### TEXT SHOWN
begin

This is the mail archive of the gcc-patches@gcc.gnu.org mailing list for the GCC project.


Index Nav: [Date Index] [Subject Index] [Author Index] [Thread Index]
Message Nav: [Date Prev] [Date Next] [Thread Prev] [Thread Next]
Other format: [Raw text]

Re: TREE_ADDRESSABLE and trivial dead stores before inlining


Hi,
I would like to recall this patch as it was discussed in a past.

To summarize the situation - the pass is quite effective mean to reduce
number of dead stores before inlining. While we optimize them away later
after inlining anyway, this is important to get inlining estimates more
realistic and also to avoid hitting limits of aliasing code too early.

end

### OBJECTIVES
• 1. Reproduce the part of the gcc-patches message that opens with the words containing "To summarize the" and closes with "code too early.", swapping "aliasing code" for "alias analysis".
• 2. According to the gcc-patches message, what does the pass reduce before inlining?

### MATERIAL PROVIDED
begin

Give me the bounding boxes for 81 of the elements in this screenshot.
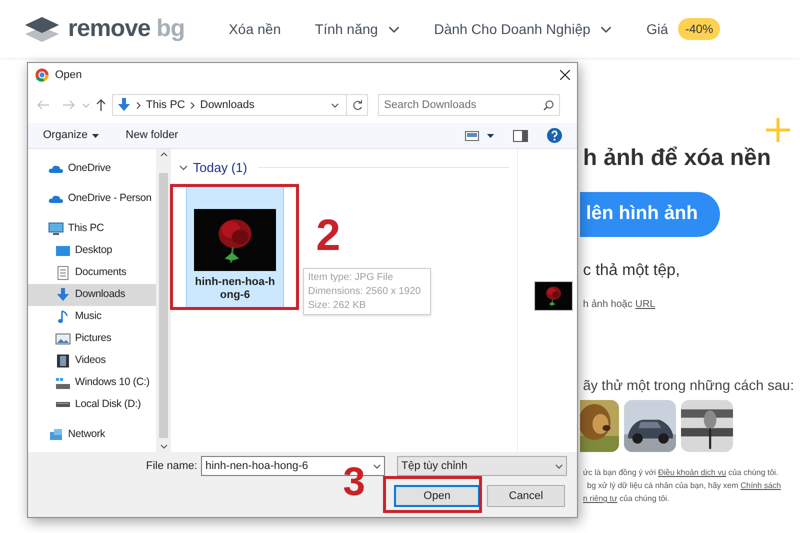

end

### THE SOLUTIONS
• 1.
To summarize the situation - the pass is quite effective mean to reduce
number of dead stores before inlining. While we optimize them away later
after inlining anyway, this is important to get inlining estimates more
realistic and also to avoid hitting limits of alias analysis too early.

• 2. The number of dead stores.